TASK TO CARRY OUT:
Only the number is wanted: tally the lines below that contain the word "following".

DATA SUPPLIED:
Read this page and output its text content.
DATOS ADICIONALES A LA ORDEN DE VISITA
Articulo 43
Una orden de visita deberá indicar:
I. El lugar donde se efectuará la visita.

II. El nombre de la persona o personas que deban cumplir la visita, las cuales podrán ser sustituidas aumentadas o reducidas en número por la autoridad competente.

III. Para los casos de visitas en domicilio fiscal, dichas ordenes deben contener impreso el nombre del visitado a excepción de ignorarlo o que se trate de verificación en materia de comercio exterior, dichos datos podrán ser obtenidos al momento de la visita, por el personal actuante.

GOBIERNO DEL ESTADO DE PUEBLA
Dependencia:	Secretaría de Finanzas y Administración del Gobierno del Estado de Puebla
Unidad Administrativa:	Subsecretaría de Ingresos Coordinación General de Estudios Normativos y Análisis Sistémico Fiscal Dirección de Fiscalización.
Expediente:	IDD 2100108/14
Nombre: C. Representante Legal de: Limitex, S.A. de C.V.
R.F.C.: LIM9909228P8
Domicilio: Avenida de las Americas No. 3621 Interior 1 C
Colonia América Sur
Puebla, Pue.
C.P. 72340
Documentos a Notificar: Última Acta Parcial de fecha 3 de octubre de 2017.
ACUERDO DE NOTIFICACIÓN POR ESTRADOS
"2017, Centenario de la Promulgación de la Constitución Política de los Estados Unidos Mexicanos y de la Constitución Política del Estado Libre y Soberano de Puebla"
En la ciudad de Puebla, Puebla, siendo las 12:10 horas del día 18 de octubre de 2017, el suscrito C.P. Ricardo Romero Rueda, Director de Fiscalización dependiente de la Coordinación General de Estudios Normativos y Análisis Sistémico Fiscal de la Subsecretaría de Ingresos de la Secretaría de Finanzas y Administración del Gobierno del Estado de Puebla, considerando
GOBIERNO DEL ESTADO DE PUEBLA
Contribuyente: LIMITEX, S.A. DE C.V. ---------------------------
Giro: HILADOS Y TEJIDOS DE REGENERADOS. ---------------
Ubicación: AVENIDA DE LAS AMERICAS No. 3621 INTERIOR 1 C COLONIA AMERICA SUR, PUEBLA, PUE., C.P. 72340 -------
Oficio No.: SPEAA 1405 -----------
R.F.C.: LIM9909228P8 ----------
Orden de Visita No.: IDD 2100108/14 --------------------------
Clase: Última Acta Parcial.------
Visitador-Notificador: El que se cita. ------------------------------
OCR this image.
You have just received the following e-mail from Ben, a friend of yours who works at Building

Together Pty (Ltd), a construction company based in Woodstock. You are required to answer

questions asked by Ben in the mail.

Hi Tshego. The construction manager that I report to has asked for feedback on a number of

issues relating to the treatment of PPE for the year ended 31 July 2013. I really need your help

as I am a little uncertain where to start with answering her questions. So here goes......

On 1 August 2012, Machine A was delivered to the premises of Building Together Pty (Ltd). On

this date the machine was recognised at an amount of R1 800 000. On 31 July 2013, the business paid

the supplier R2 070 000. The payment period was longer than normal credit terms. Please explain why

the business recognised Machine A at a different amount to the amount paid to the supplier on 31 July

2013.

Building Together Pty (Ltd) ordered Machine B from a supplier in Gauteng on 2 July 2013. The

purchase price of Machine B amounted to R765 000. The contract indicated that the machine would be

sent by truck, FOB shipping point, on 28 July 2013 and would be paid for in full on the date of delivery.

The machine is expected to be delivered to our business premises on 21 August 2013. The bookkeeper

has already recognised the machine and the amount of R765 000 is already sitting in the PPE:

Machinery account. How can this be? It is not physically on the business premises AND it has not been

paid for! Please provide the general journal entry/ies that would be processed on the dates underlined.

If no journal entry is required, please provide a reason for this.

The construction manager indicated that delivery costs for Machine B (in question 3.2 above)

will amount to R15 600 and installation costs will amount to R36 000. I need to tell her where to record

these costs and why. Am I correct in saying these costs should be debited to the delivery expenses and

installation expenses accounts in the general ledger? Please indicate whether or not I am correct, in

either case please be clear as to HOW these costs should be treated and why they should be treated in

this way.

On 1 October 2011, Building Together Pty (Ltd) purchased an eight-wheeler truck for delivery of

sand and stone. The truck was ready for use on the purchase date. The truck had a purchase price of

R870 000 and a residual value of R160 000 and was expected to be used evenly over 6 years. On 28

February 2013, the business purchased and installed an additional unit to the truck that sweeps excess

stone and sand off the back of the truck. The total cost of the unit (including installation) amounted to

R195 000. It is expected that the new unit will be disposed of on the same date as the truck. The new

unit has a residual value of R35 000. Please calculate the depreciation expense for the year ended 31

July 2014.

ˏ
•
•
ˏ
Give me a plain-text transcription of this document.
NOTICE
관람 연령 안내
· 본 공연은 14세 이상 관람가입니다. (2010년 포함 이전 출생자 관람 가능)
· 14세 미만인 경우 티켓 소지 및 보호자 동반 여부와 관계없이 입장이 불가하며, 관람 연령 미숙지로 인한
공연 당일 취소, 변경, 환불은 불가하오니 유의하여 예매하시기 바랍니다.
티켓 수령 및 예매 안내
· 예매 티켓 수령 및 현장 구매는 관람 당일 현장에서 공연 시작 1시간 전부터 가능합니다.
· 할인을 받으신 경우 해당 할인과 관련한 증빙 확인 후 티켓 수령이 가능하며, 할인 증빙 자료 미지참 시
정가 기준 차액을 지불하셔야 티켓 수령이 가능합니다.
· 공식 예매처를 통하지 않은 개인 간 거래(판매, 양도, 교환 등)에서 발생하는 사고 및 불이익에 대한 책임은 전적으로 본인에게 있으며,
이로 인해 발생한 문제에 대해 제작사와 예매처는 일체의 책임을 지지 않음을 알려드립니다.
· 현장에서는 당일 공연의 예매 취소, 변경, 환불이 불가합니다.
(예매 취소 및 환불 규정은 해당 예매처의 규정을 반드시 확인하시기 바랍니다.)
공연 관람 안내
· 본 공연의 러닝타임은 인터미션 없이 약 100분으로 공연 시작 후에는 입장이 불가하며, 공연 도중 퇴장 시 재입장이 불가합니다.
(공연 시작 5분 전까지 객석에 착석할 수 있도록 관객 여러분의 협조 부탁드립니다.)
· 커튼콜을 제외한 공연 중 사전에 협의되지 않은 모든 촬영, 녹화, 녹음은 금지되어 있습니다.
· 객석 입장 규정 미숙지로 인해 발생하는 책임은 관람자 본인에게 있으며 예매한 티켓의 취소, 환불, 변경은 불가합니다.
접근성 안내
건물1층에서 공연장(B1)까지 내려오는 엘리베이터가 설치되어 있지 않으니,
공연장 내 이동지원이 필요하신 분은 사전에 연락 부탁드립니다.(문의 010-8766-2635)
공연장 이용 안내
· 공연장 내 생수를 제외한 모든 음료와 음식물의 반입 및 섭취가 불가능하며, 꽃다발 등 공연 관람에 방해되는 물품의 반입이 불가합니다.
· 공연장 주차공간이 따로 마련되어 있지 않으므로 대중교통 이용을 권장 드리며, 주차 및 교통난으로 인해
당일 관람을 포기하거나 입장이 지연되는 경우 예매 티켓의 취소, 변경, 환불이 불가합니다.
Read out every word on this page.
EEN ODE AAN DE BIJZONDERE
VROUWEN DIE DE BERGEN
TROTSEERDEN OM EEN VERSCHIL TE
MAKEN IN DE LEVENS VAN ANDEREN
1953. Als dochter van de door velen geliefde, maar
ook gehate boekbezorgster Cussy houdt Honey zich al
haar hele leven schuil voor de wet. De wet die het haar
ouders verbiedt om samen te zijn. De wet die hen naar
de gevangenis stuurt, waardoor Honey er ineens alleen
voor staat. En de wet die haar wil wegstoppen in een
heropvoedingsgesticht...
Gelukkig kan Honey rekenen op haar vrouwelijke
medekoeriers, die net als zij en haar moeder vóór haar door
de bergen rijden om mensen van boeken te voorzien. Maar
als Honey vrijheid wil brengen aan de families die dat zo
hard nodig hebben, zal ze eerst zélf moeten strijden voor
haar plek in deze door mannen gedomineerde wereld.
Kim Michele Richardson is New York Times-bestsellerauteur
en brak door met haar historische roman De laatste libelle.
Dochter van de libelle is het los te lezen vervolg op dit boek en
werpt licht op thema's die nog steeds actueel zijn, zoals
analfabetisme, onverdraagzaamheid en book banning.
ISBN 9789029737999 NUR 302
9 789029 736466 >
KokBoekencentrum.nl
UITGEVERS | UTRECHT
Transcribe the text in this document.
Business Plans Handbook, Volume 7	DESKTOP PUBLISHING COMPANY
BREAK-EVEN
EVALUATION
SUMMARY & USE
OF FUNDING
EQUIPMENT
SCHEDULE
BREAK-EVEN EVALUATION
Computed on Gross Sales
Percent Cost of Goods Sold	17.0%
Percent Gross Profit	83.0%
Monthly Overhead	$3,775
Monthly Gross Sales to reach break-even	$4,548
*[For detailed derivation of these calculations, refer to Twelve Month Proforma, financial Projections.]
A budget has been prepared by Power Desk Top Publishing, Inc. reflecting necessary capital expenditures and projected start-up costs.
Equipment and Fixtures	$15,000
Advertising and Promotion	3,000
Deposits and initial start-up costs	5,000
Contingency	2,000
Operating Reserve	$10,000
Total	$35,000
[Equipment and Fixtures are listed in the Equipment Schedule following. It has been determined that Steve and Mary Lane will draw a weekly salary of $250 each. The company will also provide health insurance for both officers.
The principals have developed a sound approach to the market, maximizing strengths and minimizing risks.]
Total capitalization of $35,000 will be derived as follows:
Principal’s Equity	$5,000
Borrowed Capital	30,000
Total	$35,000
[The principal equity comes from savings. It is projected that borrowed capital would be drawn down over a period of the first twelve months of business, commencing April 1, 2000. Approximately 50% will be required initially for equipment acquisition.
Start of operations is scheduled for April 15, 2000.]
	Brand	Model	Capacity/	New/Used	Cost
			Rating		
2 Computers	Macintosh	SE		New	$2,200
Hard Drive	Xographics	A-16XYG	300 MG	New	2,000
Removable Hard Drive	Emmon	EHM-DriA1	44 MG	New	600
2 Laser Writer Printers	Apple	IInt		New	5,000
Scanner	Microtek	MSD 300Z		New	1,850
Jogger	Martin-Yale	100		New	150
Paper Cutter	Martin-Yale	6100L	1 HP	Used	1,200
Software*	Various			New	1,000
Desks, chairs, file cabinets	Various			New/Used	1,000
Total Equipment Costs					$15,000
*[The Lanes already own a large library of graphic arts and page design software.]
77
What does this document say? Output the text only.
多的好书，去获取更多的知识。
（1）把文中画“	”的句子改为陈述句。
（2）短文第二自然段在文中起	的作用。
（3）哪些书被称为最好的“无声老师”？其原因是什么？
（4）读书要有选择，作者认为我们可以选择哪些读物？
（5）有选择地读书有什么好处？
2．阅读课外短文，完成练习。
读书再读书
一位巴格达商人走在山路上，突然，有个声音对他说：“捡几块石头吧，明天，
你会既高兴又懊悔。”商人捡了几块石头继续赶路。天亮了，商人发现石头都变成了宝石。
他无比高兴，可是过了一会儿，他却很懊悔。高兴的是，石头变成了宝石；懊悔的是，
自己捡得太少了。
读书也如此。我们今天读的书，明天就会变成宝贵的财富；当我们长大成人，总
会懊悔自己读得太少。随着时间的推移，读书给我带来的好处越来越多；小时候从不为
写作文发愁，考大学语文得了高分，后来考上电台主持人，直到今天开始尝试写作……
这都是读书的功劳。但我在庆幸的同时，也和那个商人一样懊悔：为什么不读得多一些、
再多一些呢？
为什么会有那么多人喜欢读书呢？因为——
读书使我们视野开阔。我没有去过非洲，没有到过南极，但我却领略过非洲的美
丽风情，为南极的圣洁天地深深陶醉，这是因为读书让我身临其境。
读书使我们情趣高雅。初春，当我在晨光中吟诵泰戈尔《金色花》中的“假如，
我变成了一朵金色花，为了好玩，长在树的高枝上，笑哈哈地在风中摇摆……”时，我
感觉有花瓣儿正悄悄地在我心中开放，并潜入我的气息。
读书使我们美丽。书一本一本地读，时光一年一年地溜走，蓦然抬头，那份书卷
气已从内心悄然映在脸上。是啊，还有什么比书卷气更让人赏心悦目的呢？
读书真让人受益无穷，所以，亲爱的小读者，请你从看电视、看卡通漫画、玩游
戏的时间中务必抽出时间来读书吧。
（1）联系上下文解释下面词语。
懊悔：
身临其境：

SOLUTION TO THE PROBLEM:
2